* [Aim]
Reproduce the listing below in its entirety. Change nothing.

* [Record list]

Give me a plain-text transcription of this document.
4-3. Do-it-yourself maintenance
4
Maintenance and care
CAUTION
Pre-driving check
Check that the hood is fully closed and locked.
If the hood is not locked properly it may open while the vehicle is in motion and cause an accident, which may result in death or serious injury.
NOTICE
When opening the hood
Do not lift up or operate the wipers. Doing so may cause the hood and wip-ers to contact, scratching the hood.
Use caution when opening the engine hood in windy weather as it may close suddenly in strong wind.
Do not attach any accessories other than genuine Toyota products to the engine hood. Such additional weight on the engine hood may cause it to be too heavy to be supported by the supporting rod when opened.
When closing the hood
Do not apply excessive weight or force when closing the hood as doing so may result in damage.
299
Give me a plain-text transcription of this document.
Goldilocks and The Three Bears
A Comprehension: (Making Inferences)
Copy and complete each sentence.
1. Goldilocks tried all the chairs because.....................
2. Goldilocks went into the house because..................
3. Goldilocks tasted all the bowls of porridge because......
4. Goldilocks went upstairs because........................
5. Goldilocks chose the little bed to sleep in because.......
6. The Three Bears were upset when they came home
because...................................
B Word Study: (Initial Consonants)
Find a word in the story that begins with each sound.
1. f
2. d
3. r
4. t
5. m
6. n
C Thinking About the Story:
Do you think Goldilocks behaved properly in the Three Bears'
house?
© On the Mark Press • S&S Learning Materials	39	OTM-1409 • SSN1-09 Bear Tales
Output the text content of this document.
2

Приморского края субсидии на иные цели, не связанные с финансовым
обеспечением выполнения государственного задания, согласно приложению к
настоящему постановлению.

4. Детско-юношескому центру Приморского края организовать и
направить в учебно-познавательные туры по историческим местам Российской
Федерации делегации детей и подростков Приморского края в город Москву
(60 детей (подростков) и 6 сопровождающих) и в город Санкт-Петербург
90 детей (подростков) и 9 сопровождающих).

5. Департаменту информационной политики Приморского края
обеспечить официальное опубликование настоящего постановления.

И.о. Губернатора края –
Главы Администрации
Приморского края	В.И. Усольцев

* [Full response]
Give me a plain-text transcription of this document.
4-3. Do-it-yourself maintenance
4
Maintenance and care
CAUTION
Pre-driving check
Check that the hood is fully closed and locked.
If the hood is not locked properly it may open while the vehicle is in motion and cause an accident, which may result in death or serious injury.
NOTICE
When opening the hood
Do not lift up or operate the wipers. Doing so may cause the hood and wip-ers to contact, scratching the hood.
Use caution when opening the engine hood in windy weather as it may close suddenly in strong wind.
Do not attach any accessories other than genuine Toyota products to the engine hood. Such additional weight on the engine hood may cause it to be too heavy to be supported by the supporting rod when opened.
When closing the hood
Do not apply excessive weight or force when closing the hood as doing so may result in damage.
299
Give me a plain-text transcription of this document.
Goldilocks and The Three Bears
A Comprehension: (Making Inferences)
Copy and complete each sentence.
1. Goldilocks tried all the chairs because.....................
2. Goldilocks went into the house because..................
3. Goldilocks tasted all the bowls of porridge because......
4. Goldilocks went upstairs because........................
5. Goldilocks chose the little bed to sleep in because.......
6. The Three Bears were upset when they came home
because...................................
B Word Study: (Initial Consonants)
Find a word in the story that begins with each sound.
1. f
2. d
3. r
4. t
5. m
6. n
C Thinking About the Story:
Do you think Goldilocks behaved properly in the Three Bears'
house?
© On the Mark Press • S&S Learning Materials	39	OTM-1409 • SSN1-09 Bear Tales
Output the text content of this document.
2

Приморского края субсидии на иные цели, не связанные с финансовым
обеспечением выполнения государственного задания, согласно приложению к
настоящему постановлению.

4. Детско-юношескому центру Приморского края организовать и
направить в учебно-познавательные туры по историческим местам Российской
Федерации делегации детей и подростков Приморского края в город Москву
(60 детей (подростков) и 6 сопровождающих) и в город Санкт-Петербург
90 детей (подростков) и 9 сопровождающих).

5. Департаменту информационной политики Приморского края
обеспечить официальное опубликование настоящего постановления.

И.о. Губернатора края –
Главы Администрации
Приморского края	В.И. Усольцев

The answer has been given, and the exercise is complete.